Locate each line holding the string "巴塞隆納" and copy it.

[start]

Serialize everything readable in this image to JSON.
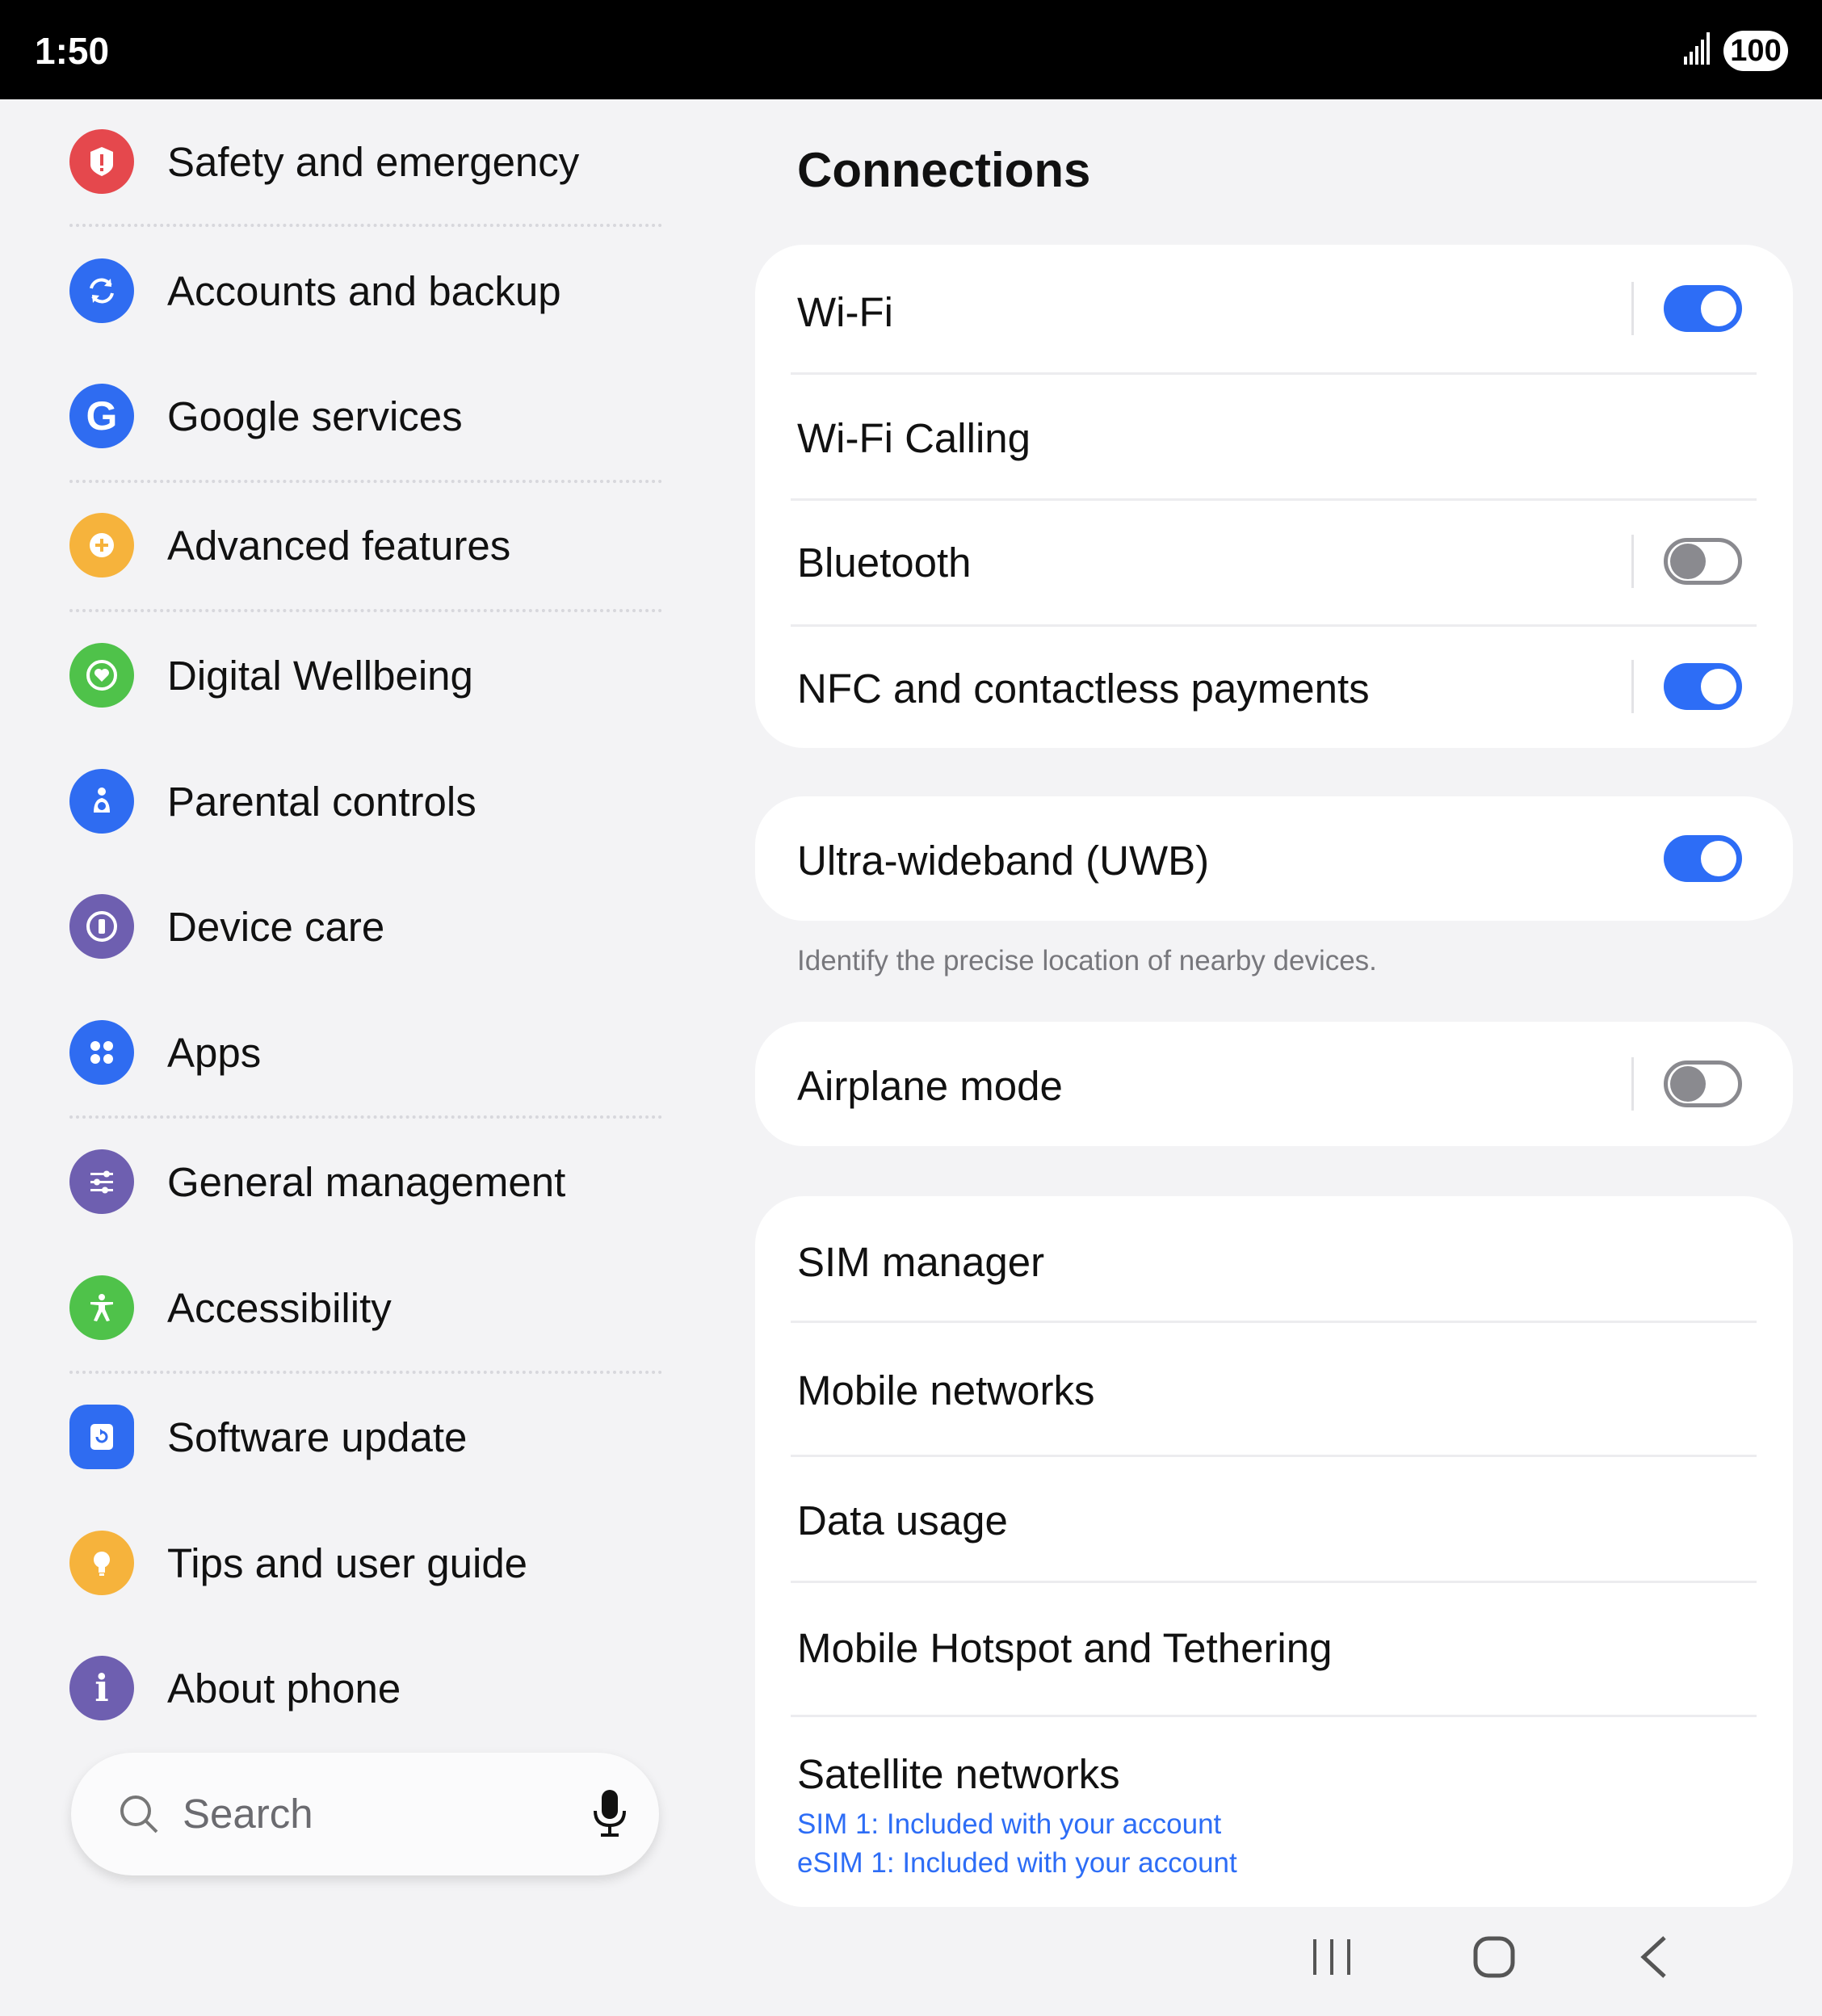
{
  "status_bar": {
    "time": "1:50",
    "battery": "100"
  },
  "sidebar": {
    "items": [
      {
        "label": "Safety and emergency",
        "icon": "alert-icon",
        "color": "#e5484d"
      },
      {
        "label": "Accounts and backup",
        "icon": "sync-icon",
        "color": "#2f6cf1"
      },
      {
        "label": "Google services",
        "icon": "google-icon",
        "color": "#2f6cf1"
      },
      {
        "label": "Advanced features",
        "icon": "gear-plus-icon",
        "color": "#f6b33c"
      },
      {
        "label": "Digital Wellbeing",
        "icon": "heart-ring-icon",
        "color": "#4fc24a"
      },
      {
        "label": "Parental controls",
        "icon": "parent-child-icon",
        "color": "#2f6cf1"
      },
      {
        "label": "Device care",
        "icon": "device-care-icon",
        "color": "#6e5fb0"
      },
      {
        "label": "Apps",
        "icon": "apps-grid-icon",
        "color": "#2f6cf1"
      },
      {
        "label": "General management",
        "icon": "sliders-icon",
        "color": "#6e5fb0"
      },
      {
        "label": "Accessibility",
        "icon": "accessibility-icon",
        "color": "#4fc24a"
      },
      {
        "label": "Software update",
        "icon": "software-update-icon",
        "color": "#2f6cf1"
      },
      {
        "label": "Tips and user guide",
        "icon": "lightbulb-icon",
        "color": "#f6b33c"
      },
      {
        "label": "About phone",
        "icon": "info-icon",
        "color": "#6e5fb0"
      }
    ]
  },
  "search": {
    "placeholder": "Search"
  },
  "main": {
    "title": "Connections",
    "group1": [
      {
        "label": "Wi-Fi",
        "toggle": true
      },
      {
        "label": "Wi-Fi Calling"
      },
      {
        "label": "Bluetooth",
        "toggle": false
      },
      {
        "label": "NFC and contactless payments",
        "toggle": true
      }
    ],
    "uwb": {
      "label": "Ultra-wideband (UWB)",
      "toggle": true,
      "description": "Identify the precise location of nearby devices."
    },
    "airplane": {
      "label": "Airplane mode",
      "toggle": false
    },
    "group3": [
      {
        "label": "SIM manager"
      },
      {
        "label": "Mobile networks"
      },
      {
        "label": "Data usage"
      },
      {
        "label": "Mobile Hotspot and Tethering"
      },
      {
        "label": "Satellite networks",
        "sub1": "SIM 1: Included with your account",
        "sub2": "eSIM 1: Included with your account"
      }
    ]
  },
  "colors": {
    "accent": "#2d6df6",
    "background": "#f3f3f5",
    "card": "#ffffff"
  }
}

[end]
[start]

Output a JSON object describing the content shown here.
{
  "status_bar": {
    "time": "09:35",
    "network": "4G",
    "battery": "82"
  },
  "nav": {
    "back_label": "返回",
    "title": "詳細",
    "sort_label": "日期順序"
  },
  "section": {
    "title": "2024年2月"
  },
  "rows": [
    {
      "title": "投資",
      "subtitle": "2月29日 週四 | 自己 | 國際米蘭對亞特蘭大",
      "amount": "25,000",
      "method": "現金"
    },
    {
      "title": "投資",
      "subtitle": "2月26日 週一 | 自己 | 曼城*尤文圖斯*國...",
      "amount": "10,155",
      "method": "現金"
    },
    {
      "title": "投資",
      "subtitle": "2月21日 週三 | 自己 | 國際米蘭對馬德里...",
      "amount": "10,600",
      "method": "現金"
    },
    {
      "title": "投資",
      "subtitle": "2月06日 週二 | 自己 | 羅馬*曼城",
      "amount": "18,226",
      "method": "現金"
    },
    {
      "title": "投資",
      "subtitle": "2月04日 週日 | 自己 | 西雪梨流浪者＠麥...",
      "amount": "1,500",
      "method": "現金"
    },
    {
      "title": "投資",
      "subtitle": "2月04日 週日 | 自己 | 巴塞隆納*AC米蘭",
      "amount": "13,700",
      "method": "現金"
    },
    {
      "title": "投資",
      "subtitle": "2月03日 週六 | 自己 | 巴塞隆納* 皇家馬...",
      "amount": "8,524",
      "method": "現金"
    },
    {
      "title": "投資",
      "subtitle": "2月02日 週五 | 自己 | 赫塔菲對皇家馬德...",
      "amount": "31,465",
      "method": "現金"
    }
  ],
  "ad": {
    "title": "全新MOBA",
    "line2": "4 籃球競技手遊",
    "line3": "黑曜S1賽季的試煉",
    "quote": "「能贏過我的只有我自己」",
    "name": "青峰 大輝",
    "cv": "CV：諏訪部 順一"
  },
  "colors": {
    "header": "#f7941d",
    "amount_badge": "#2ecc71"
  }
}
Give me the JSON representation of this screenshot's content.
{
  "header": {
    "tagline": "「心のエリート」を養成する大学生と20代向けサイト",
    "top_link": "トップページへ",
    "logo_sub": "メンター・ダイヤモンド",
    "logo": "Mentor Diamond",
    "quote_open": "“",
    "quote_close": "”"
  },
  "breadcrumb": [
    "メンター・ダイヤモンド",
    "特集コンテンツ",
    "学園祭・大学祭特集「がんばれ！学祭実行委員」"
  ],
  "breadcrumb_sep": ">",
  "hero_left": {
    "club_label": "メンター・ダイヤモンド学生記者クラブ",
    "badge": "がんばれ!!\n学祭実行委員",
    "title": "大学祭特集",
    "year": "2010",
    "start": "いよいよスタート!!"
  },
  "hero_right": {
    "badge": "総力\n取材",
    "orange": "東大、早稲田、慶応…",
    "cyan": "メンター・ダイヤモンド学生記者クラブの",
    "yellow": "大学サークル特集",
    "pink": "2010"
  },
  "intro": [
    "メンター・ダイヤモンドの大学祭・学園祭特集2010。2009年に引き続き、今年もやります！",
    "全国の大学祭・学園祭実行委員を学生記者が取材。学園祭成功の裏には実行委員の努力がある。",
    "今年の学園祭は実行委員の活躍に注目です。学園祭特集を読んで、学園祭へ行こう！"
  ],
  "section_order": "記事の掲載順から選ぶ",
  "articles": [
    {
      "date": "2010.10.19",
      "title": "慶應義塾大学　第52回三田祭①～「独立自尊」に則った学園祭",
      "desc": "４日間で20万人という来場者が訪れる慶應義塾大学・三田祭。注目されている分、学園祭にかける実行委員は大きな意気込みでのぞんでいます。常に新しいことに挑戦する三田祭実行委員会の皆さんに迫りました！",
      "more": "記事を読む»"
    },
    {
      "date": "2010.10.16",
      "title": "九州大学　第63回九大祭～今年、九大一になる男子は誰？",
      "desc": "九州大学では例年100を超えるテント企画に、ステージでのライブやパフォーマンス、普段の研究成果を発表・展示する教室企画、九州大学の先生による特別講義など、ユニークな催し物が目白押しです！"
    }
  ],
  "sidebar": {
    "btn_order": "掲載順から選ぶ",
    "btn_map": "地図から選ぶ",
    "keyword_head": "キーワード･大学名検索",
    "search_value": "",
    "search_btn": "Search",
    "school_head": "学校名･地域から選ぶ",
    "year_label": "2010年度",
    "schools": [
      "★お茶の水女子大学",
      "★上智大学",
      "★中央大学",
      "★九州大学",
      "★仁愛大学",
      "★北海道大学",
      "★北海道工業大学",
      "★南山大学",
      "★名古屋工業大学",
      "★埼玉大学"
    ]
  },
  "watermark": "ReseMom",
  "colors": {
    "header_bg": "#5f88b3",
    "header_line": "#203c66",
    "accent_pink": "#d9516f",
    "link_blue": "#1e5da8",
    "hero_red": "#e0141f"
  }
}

[end]

* [Exercise output]
      "subtitle": "2月04日 週日 | 自己 | 巴塞隆納*AC米蘭",
      "subtitle": "2月03日 週六 | 自己 | 巴塞隆納* 皇家馬...",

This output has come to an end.